:: Exercise objective ::
From the entries below, please gather each line containing the string "disturbed".
start Stored data
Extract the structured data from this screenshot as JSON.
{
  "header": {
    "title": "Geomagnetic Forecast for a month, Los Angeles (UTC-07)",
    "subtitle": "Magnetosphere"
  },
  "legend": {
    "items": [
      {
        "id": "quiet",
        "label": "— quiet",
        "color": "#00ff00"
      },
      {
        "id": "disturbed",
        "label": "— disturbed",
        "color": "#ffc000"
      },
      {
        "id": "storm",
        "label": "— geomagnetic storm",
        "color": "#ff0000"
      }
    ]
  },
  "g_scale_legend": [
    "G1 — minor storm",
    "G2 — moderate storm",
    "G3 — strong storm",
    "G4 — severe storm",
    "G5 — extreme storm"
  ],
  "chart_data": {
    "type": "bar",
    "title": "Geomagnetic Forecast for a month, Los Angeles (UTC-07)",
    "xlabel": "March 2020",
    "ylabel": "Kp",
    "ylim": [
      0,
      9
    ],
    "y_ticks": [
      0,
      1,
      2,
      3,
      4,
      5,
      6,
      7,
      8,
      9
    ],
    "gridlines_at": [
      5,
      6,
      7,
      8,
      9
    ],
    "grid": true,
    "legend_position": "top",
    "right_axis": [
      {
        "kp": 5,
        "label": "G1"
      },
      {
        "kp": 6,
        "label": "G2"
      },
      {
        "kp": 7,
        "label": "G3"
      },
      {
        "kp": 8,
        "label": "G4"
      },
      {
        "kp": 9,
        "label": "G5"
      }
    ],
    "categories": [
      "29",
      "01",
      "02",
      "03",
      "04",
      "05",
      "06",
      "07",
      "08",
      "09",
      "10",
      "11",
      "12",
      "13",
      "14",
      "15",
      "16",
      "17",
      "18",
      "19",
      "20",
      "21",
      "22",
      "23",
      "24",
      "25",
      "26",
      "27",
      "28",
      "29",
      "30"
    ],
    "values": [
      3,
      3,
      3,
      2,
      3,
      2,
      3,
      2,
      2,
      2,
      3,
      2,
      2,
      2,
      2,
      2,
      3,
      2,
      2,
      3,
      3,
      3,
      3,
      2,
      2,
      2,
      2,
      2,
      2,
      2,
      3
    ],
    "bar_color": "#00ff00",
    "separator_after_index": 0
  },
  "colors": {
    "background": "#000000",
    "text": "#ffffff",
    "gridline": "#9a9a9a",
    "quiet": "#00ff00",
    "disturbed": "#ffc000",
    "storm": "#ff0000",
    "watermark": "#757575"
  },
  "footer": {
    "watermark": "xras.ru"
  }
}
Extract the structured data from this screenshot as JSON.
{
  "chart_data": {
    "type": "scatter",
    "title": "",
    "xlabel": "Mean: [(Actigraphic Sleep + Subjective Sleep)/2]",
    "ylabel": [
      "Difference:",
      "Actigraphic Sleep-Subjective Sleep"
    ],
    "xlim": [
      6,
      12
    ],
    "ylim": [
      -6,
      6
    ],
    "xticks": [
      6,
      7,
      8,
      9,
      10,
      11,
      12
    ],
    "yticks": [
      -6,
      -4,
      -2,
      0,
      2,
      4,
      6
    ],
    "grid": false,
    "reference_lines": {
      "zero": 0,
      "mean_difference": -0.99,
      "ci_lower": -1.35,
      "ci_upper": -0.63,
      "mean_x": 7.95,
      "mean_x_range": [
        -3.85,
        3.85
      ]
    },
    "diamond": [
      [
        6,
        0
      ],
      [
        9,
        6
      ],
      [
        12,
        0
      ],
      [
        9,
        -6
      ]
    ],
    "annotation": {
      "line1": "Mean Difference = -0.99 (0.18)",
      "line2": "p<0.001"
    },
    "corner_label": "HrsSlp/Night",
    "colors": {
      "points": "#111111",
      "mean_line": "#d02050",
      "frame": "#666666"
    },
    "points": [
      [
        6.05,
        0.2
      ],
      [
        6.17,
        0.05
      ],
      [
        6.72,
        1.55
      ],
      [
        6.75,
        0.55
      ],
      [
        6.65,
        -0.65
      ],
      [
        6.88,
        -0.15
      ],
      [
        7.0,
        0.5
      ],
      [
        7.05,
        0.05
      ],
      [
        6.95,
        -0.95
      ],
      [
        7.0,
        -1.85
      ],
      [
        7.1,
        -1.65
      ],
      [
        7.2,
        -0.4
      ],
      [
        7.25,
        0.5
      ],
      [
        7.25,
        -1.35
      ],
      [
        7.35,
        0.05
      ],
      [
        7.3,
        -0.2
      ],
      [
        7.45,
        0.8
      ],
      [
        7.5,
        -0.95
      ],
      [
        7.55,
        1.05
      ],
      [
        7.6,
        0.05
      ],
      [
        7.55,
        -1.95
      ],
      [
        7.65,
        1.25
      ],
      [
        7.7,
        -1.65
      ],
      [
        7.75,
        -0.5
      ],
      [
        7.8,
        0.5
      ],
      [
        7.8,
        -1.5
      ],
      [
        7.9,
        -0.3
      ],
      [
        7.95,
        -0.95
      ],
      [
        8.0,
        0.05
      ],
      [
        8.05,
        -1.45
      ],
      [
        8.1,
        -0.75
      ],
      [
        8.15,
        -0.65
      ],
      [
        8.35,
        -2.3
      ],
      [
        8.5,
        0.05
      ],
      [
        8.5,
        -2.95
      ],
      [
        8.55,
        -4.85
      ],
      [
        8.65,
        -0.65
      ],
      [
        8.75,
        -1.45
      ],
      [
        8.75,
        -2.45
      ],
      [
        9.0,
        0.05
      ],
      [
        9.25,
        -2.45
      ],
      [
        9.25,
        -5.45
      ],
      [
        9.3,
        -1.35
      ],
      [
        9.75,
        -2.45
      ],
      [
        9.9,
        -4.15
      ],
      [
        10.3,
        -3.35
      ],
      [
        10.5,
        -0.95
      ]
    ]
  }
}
end Stored data
:: Final result ::
        "id": "disturbed",
        "label": "— disturbed",
    "disturbed": "#ffc000",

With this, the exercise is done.